Records from a data source:
------------------------------------------------------------

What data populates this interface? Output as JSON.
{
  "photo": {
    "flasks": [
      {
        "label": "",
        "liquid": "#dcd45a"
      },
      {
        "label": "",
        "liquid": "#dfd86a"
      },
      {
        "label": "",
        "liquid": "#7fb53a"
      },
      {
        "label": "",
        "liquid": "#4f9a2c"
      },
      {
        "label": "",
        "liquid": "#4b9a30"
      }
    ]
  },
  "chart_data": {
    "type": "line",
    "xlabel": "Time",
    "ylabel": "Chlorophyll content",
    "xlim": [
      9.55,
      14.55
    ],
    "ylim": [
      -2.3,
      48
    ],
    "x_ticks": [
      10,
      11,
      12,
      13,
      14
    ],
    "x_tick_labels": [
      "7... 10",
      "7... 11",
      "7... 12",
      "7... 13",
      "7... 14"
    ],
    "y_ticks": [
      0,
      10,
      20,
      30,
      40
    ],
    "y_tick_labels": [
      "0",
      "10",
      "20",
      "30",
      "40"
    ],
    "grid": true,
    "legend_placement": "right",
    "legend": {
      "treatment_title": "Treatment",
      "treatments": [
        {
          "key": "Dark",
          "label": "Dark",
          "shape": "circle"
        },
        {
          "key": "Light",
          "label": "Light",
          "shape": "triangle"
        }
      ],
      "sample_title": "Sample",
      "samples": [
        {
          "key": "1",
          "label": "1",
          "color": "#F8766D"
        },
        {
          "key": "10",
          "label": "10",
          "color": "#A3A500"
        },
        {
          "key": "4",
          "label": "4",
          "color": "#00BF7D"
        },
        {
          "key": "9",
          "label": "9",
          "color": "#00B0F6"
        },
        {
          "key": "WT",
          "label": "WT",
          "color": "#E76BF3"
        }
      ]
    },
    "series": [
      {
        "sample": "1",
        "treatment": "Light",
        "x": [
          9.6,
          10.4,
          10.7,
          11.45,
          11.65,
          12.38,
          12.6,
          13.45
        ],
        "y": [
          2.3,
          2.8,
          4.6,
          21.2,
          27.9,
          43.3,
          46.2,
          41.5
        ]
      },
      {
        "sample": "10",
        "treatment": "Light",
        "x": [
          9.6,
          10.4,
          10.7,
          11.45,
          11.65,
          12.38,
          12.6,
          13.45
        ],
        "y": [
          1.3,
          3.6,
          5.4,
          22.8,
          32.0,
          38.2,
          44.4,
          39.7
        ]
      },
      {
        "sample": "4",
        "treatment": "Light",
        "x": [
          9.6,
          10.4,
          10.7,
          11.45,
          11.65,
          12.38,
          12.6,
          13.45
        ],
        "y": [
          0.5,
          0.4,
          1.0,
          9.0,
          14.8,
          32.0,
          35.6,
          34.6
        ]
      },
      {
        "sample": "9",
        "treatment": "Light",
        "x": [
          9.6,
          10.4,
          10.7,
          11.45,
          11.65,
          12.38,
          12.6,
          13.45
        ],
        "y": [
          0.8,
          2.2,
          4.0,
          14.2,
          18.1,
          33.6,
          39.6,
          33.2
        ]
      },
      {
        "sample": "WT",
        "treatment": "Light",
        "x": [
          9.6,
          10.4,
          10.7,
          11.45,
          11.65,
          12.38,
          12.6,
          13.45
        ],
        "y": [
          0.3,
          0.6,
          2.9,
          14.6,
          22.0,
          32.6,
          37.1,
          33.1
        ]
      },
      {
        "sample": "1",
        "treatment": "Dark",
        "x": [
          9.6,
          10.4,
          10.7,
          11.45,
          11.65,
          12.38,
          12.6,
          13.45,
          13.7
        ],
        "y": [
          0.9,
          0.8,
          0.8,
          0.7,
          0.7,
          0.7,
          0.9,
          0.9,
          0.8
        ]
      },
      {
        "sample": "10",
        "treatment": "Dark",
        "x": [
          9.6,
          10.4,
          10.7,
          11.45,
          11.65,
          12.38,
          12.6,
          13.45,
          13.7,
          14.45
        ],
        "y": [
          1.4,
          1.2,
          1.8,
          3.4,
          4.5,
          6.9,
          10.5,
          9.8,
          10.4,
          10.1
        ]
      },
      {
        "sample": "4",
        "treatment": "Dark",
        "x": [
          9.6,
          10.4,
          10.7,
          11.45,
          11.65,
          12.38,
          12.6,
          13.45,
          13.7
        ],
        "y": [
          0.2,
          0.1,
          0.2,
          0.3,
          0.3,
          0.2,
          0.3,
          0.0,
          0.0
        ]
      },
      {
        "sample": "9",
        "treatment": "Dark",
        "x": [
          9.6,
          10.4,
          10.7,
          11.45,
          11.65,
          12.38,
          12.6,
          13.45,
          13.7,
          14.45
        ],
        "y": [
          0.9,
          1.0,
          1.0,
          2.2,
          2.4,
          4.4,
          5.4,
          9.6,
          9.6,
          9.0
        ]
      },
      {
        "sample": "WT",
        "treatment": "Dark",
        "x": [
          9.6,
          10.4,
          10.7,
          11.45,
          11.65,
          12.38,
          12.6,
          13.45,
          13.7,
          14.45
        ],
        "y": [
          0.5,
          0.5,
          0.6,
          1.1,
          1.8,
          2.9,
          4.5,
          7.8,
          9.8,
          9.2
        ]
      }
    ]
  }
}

------------------------------------------------------------

§ **Challenge**: Restate the listing in full, word for word.

§ **Problem solution**:
What data populates this interface? Output as JSON.
{
  "photo": {
    "flasks": [
      {
        "label": "",
        "liquid": "#dcd45a"
      },
      {
        "label": "",
        "liquid": "#dfd86a"
      },
      {
        "label": "",
        "liquid": "#7fb53a"
      },
      {
        "label": "",
        "liquid": "#4f9a2c"
      },
      {
        "label": "",
        "liquid": "#4b9a30"
      }
    ]
  },
  "chart_data": {
    "type": "line",
    "xlabel": "Time",
    "ylabel": "Chlorophyll content",
    "xlim": [
      9.55,
      14.55
    ],
    "ylim": [
      -2.3,
      48
    ],
    "x_ticks": [
      10,
      11,
      12,
      13,
      14
    ],
    "x_tick_labels": [
      "7... 10",
      "7... 11",
      "7... 12",
      "7... 13",
      "7... 14"
    ],
    "y_ticks": [
      0,
      10,
      20,
      30,
      40
    ],
    "y_tick_labels": [
      "0",
      "10",
      "20",
      "30",
      "40"
    ],
    "grid": true,
    "legend_placement": "right",
    "legend": {
      "treatment_title": "Treatment",
      "treatments": [
        {
          "key": "Dark",
          "label": "Dark",
          "shape": "circle"
        },
        {
          "key": "Light",
          "label": "Light",
          "shape": "triangle"
        }
      ],
      "sample_title": "Sample",
      "samples": [
        {
          "key": "1",
          "label": "1",
          "color": "#F8766D"
        },
        {
          "key": "10",
          "label": "10",
          "color": "#A3A500"
        },
        {
          "key": "4",
          "label": "4",
          "color": "#00BF7D"
        },
        {
          "key": "9",
          "label": "9",
          "color": "#00B0F6"
        },
        {
          "key": "WT",
          "label": "WT",
          "color": "#E76BF3"
        }
      ]
    },
    "series": [
      {
        "sample": "1",
        "treatment": "Light",
        "x": [
          9.6,
          10.4,
          10.7,
          11.45,
          11.65,
          12.38,
          12.6,
          13.45
        ],
        "y": [
          2.3,
          2.8,
          4.6,
          21.2,
          27.9,
          43.3,
          46.2,
          41.5
        ]
      },
      {
        "sample": "10",
        "treatment": "Light",
        "x": [
          9.6,
          10.4,
          10.7,
          11.45,
          11.65,
          12.38,
          12.6,
          13.45
        ],
        "y": [
          1.3,
          3.6,
          5.4,
          22.8,
          32.0,
          38.2,
          44.4,
          39.7
        ]
      },
      {
        "sample": "4",
        "treatment": "Light",
        "x": [
          9.6,
          10.4,
          10.7,
          11.45,
          11.65,
          12.38,
          12.6,
          13.45
        ],
        "y": [
          0.5,
          0.4,
          1.0,
          9.0,
          14.8,
          32.0,
          35.6,
          34.6
        ]
      },
      {
        "sample": "9",
        "treatment": "Light",
        "x": [
          9.6,
          10.4,
          10.7,
          11.45,
          11.65,
          12.38,
          12.6,
          13.45
        ],
        "y": [
          0.8,
          2.2,
          4.0,
          14.2,
          18.1,
          33.6,
          39.6,
          33.2
        ]
      },
      {
        "sample": "WT",
        "treatment": "Light",
        "x": [
          9.6,
          10.4,
          10.7,
          11.45,
          11.65,
          12.38,
          12.6,
          13.45
        ],
        "y": [
          0.3,
          0.6,
          2.9,
          14.6,
          22.0,
          32.6,
          37.1,
          33.1
        ]
      },
      {
        "sample": "1",
        "treatment": "Dark",
        "x": [
          9.6,
          10.4,
          10.7,
          11.45,
          11.65,
          12.38,
          12.6,
          13.45,
          13.7
        ],
        "y": [
          0.9,
          0.8,
          0.8,
          0.7,
          0.7,
          0.7,
          0.9,
          0.9,
          0.8
        ]
      },
      {
        "sample": "10",
        "treatment": "Dark",
        "x": [
          9.6,
          10.4,
          10.7,
          11.45,
          11.65,
          12.38,
          12.6,
          13.45,
          13.7,
          14.45
        ],
        "y": [
          1.4,
          1.2,
          1.8,
          3.4,
          4.5,
          6.9,
          10.5,
          9.8,
          10.4,
          10.1
        ]
      },
      {
        "sample": "4",
        "treatment": "Dark",
        "x": [
          9.6,
          10.4,
          10.7,
          11.45,
          11.65,
          12.38,
          12.6,
          13.45,
          13.7
        ],
        "y": [
          0.2,
          0.1,
          0.2,
          0.3,
          0.3,
          0.2,
          0.3,
          0.0,
          0.0
        ]
      },
      {
        "sample": "9",
        "treatment": "Dark",
        "x": [
          9.6,
          10.4,
          10.7,
          11.45,
          11.65,
          12.38,
          12.6,
          13.45,
          13.7,
          14.45
        ],
        "y": [
          0.9,
          1.0,
          1.0,
          2.2,
          2.4,
          4.4,
          5.4,
          9.6,
          9.6,
          9.0
        ]
      },
      {
        "sample": "WT",
        "treatment": "Dark",
        "x": [
          9.6,
          10.4,
          10.7,
          11.45,
          11.65,
          12.38,
          12.6,
          13.45,
          13.7,
          14.45
        ],
        "y": [
          0.5,
          0.5,
          0.6,
          1.1,
          1.8,
          2.9,
          4.5,
          7.8,
          9.8,
          9.2
        ]
      }
    ]
  }
}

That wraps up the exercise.